§ **TASK DESCRIPTION**: Below are the records; pull every line that includes "Avraham".

━━━━━ DATA EXTRACTS ━━━━━

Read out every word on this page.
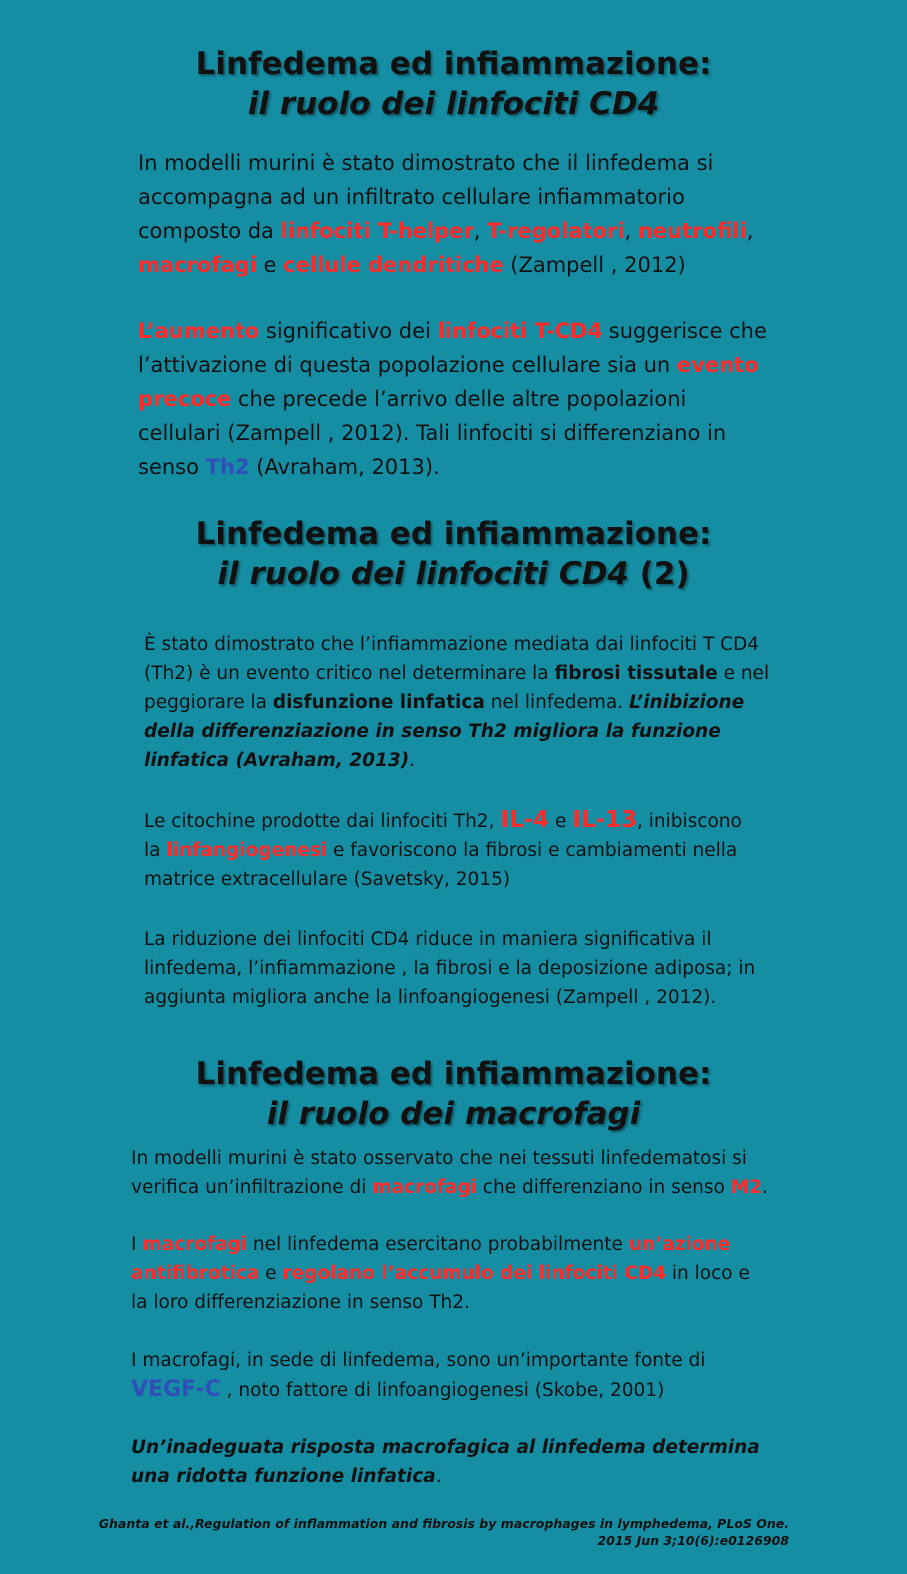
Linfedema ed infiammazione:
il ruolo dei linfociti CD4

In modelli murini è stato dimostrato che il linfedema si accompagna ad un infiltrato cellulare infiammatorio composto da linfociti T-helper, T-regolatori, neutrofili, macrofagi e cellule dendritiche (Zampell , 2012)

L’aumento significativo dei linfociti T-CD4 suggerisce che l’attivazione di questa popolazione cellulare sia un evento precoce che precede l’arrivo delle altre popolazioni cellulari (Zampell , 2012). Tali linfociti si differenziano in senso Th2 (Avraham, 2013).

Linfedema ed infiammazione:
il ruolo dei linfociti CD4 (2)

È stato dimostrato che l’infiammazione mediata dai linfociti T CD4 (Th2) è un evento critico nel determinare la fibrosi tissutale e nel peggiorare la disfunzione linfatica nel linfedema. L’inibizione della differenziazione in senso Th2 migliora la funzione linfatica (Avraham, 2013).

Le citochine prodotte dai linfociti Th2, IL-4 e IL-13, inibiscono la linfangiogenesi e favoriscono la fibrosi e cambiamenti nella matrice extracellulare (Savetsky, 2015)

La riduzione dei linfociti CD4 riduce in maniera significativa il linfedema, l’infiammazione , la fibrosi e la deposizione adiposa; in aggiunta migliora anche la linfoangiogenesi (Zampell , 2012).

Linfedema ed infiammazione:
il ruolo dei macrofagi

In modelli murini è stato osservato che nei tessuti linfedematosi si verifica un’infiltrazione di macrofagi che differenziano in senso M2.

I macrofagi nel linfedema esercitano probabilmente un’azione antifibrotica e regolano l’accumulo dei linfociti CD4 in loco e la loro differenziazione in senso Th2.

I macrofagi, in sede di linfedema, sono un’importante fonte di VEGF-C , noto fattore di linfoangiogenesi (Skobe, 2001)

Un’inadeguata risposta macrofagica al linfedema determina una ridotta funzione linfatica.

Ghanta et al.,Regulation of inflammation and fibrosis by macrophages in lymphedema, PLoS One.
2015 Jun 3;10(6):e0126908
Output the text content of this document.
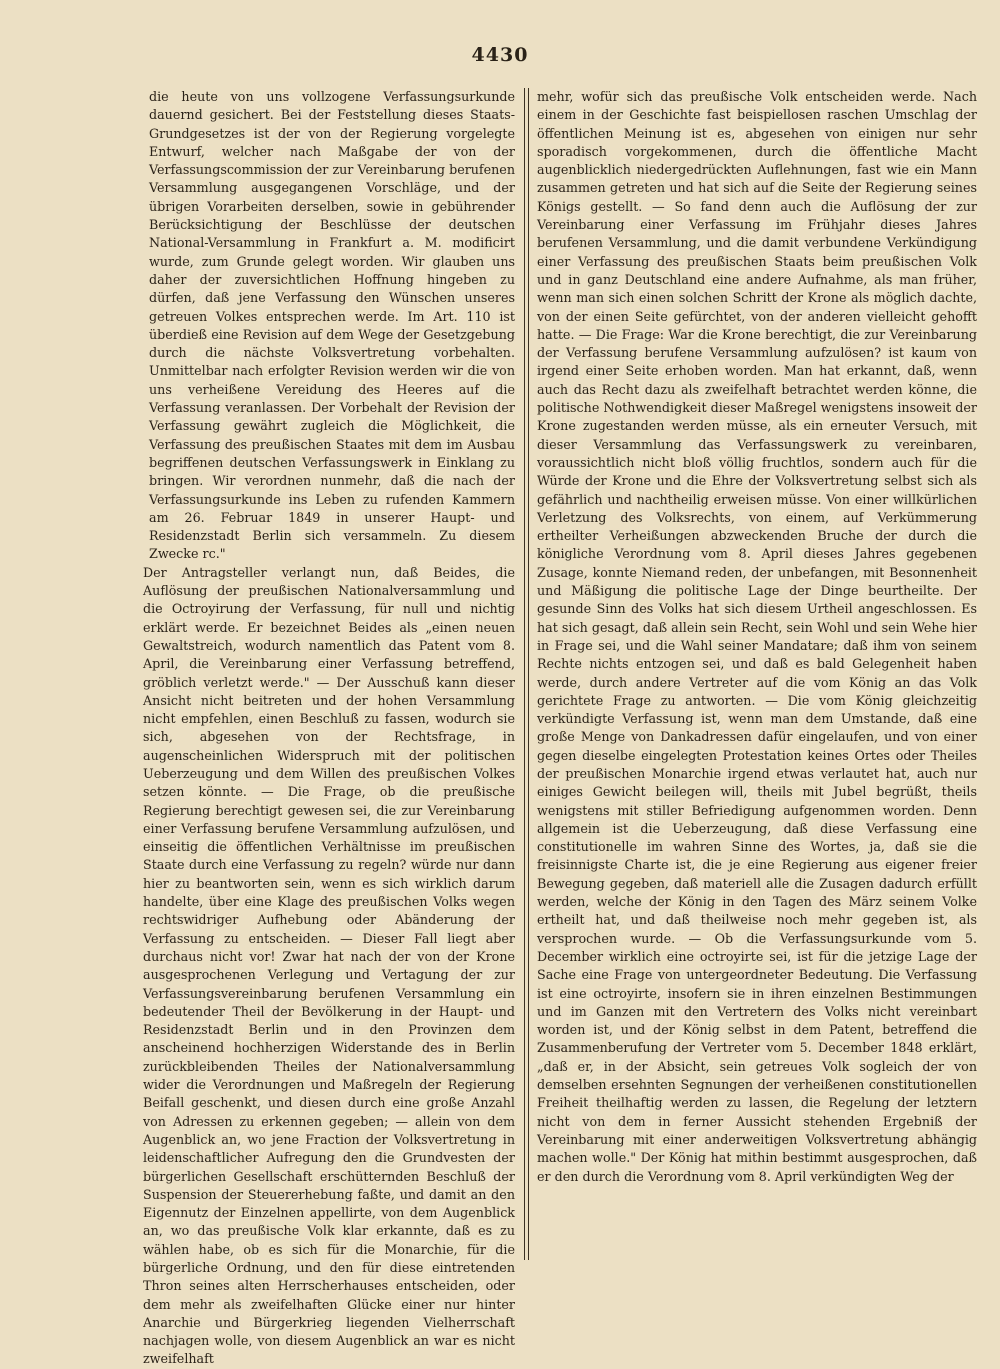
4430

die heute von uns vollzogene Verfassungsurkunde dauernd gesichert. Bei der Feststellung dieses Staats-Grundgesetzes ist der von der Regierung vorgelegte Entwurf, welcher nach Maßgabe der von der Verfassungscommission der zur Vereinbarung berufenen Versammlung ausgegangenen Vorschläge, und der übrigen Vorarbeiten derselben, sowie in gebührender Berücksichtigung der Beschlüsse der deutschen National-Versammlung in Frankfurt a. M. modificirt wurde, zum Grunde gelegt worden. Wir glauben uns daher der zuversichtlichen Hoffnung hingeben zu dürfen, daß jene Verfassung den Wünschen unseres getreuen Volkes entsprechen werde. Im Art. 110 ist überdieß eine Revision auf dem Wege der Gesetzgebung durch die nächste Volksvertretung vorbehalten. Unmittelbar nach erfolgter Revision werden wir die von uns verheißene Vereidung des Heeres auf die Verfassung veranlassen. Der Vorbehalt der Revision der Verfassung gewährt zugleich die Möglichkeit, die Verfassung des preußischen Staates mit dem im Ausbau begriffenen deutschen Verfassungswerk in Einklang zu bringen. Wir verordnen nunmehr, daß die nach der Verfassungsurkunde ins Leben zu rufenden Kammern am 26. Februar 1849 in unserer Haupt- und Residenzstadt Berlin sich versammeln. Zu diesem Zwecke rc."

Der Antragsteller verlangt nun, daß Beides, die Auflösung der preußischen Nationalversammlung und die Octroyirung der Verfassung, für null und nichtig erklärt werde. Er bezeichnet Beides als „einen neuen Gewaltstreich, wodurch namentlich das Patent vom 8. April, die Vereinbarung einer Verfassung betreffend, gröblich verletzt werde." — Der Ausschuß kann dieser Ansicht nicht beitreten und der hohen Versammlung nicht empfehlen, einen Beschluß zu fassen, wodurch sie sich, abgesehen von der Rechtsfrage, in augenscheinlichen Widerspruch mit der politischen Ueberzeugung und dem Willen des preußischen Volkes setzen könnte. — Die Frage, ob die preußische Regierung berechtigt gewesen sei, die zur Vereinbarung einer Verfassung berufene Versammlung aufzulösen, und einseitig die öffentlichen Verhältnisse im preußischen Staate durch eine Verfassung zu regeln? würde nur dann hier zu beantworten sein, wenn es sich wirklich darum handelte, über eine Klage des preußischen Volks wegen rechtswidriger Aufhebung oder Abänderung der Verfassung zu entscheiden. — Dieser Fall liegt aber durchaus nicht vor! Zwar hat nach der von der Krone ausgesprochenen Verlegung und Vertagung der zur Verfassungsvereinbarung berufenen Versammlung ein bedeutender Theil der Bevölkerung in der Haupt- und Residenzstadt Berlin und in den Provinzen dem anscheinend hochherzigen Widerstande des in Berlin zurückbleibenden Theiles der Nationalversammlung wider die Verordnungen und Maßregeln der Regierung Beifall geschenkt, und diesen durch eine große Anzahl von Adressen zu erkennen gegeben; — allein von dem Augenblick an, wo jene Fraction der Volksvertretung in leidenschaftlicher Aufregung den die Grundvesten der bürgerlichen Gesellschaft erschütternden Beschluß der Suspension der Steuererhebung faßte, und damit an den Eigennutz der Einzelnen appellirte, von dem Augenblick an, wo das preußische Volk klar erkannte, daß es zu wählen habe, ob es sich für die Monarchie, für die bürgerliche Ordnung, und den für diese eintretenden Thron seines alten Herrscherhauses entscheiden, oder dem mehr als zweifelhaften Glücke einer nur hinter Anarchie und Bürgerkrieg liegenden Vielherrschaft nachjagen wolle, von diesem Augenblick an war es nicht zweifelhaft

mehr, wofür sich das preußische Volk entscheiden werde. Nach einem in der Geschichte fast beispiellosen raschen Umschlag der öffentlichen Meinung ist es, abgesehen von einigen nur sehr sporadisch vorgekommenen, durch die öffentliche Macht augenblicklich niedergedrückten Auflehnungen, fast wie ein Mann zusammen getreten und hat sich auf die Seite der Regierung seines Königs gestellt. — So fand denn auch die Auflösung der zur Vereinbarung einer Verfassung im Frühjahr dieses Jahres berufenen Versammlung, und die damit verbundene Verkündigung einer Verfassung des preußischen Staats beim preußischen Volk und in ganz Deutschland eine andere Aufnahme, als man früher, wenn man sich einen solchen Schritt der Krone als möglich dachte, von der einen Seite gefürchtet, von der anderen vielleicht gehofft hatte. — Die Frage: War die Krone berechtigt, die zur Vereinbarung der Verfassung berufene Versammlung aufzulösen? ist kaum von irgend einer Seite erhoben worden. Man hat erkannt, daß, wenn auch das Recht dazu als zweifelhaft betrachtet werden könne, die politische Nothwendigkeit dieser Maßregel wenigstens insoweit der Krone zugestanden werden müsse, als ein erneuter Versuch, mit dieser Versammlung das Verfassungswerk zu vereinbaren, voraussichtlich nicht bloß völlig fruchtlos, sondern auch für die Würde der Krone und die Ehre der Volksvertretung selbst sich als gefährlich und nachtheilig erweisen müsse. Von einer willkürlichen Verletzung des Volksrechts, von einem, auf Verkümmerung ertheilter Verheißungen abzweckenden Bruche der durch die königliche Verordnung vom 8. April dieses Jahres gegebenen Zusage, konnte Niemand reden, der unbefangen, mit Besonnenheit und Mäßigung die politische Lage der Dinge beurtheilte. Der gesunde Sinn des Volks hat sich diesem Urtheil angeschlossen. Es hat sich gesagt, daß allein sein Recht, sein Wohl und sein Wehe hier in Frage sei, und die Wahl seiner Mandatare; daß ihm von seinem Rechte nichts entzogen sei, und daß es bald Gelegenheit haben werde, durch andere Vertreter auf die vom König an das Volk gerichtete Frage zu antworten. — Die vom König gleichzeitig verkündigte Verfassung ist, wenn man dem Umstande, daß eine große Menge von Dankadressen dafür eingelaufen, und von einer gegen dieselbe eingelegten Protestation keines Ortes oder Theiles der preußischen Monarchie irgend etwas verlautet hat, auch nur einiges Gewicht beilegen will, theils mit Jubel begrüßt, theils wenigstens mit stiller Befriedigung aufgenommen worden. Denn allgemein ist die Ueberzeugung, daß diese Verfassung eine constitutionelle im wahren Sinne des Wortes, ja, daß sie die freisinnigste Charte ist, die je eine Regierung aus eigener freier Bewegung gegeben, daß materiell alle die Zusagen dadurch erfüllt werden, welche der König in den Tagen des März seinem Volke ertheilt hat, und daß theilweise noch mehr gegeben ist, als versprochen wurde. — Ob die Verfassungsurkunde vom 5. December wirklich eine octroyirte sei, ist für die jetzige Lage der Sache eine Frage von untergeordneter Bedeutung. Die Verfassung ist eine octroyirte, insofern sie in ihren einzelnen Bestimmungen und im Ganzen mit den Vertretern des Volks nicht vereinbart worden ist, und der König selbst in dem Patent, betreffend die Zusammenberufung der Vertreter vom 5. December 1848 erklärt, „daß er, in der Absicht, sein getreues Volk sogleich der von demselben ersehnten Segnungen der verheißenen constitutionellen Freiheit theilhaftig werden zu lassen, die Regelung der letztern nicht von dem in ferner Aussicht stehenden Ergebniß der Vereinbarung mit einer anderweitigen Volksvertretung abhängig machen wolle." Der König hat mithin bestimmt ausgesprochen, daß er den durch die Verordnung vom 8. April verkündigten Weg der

━━━━━

§ **COMPLETED EXERCISE**:
L’aumento significativo dei linfociti T-CD4 suggerisce che l’attivazione di questa popolazione cellulare sia un evento precoce che precede l’arrivo delle altre popolazioni cellulari (Zampell , 2012). Tali linfociti si differenziano in senso Th2 (Avraham, 2013).
È stato dimostrato che l’infiammazione mediata dai linfociti T CD4 (Th2) è un evento critico nel determinare la fibrosi tissutale e nel peggiorare la disfunzione linfatica nel linfedema. L’inibizione della differenziazione in senso Th2 migliora la funzione linfatica (Avraham, 2013).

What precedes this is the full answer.